# Work to complete:
Pick up the forum thread below about translating "(Christian) Bible/Scripture" into Hebrew and continue it from its last post.

# Passage provided:
== == ==
# The (Christian) Bible/Scripture



## JLanguage

The context:
"Seventh-day Adventists uphold orthodox Christian teachings such as the infallibility of Scripture, the substitutionary atonement, the resurrection of the dead and justification by faith."

Thanks for your help,
Jonathan.​


----------



## Nunty

Hi Jonathan,

What is the question that you would like us to answer, please?

Thanks!


----------



## JLanguage

Nun-Translator said:


> Hi Jonathan,
> 
> What is the question that you would like us to answer, please?
> 
> Thanks!


 
I would like to know how to translate "(Christian) Bible/Scripture". I apologize for not stating that explicitly in my original post.


----------



## Flaminius

Hi Jonathan,

Christians call their scriptures ספרי הברית החדשה (sifrej ha-brit ha-chadasha).  There may be a word that refers to the same books without  entering the discussion of what are old and new testaments, but I don't know.


----------



## Nunty

As a Hebrew-speaking Christian, I'll allow myself a little fine tuning of Flaminius' perfectly correct reply. 

There are actually three parts to the question: what do we call the Old Testament (the Jewish Bible), the New Testament, and the whole thing altogether.

Normally we say תנ"ך (tanak), which is the Hebrew acronym for Torah, Prophets and Writings and is the how Jews refer to the Bible ("Bible"for Jews, "Old Testament" for Christians.) Some people, for the sake of parallelism or what they see as precision, say הברית הישנה (habrit yashena) or הברית הראשונה (habrit harishona), which are respectively, the Old Covenant and the First Covenant.

The New Testament is universally referred to as הברית החדשה (habrit hehadasha). If we want to refer to "the books of the New Testament", we would say ספרי הברית החדשה (sifrei havrit hehadasha), as Flaminius indicated.

Referring to the whole Christian Bible, which includes both the OT and the NT, is tricky and there is no one agreed term. In some circles, people simply say תנ"ך (tanak), for which see the first part of my answer. Others use a combined term that I personally find awkward: התנ"ך והברית החדשה (hatanak v'habrit hahadasha). Still others say ביבליה (biblia) from Bible, but I have most often heard this in reference to the bound book itself. My personal preference for what Christians generally mean by "the Bible" is ספר הבריתות (sefer habritot), the book of the covenants.
== == ==
# Given information:

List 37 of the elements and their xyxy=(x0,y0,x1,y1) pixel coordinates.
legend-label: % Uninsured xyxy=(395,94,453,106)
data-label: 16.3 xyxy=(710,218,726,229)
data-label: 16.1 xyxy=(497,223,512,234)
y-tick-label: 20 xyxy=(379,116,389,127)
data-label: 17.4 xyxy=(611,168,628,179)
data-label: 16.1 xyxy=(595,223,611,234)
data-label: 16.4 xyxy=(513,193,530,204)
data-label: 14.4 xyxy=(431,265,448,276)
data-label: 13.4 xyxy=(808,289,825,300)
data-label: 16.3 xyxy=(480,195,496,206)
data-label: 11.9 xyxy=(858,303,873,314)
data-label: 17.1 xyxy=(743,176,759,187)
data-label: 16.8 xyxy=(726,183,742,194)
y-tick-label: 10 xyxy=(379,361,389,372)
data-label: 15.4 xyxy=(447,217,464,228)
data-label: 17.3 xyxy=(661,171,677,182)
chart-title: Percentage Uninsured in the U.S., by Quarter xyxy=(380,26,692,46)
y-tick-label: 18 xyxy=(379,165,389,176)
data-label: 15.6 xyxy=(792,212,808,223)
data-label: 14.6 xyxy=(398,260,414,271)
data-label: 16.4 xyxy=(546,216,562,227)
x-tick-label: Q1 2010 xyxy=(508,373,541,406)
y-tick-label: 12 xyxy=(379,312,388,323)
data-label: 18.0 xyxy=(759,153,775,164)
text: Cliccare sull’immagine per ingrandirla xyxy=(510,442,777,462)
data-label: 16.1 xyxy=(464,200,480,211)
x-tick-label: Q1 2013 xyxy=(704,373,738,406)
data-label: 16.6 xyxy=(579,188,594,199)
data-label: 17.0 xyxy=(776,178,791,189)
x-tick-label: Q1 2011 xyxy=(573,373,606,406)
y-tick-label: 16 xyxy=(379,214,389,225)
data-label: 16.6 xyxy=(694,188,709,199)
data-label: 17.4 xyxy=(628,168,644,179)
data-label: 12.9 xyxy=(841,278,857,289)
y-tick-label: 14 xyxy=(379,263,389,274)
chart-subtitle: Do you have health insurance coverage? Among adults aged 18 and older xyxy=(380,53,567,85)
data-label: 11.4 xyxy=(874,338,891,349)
== == ==
# Solved problem:
I hope that somewhere in there, Jonathan, you find the answer to your questions. Things are rarely as straightforward as we would like!


----------



## Nunty

Jonathan, I am so sorry. I got so involved in the translation of terms (my hobby) that I utterly forgot the context. 



JLanguage said:


> The context:
> "Seventh-day Adventists uphold orthodox Christian teachings such as the infallibility of Scripture, the substitutionary atonement, the resurrection of the dead and justification by faith."​



In that sentence, I would translate Scripture simply as הכתובים (haketuvim) or הכתובים הקדושים (haketuvim hakedoshim), which are respectively Scripture and Holy Scripture.

I'm sorry I left that bit -- the key bit -- out of my first answer. Chalk it up to enthusiasm!


----------



## amikama

Nun-Translator said:


> In that sentence, I would translate Scripture simply as הכתובים (haketuvim) or *הכתובים הקדושים* (haketuvim hakedoshim), which are respectively Scripture and Holy Scripture.


I think *כתבי הקודש* is better.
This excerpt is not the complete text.